Set down the data below without change, skipping the pictures it holds.
* START *
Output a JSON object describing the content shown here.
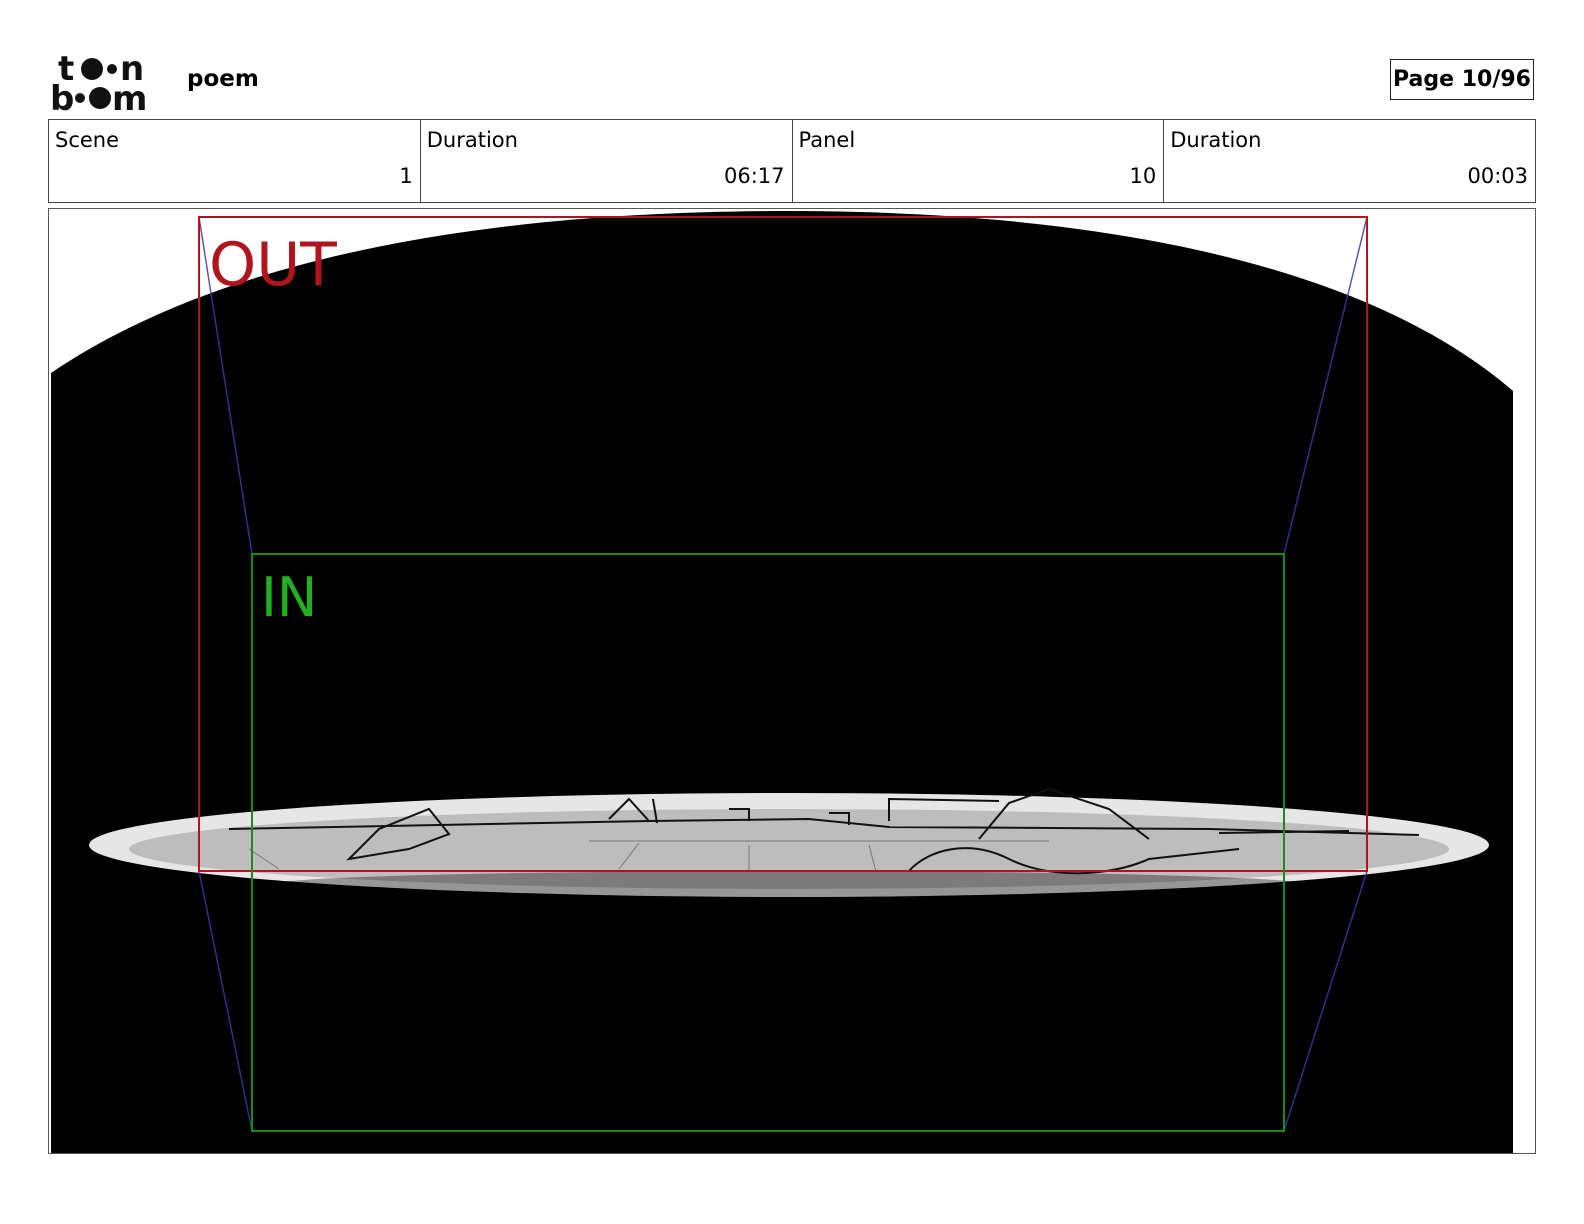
{
  "header": {
    "logo": {
      "line1": "toon",
      "line2": "boom",
      "icon": "toon-boom-logo"
    },
    "project_title": "poem",
    "page_indicator": "Page 10/96"
  },
  "info": {
    "scene_label": "Scene",
    "scene_value": "1",
    "scene_duration_label": "Duration",
    "scene_duration_value": "06:17",
    "panel_label": "Panel",
    "panel_value": "10",
    "panel_duration_label": "Duration",
    "panel_duration_value": "00:03"
  },
  "panel": {
    "out_label": "OUT",
    "in_label": "IN",
    "colors": {
      "out_frame": "#b0141c",
      "in_frame": "#1a8a1a",
      "in_text": "#22b022",
      "motion_lines": "#3a3aa0",
      "background": "#000000",
      "ground": "#bdbdbd"
    }
  }
}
* END *
### [Response below]
Output a JSON object describing the content shown here.
{
  "header": {
    "logo": {
      "line1": "toon",
      "line2": "boom",
      "icon": "toon-boom-logo"
    },
    "project_title": "poem",
    "page_indicator": "Page 10/96"
  },
  "info": {
    "scene_label": "Scene",
    "scene_value": "1",
    "scene_duration_label": "Duration",
    "scene_duration_value": "06:17",
    "panel_label": "Panel",
    "panel_value": "10",
    "panel_duration_label": "Duration",
    "panel_duration_value": "00:03"
  },
  "panel": {
    "out_label": "OUT",
    "in_label": "IN",
    "colors": {
      "out_frame": "#b0141c",
      "in_frame": "#1a8a1a",
      "in_text": "#22b022",
      "motion_lines": "#3a3aa0",
      "background": "#000000",
      "ground": "#bdbdbd"
    }
  }
}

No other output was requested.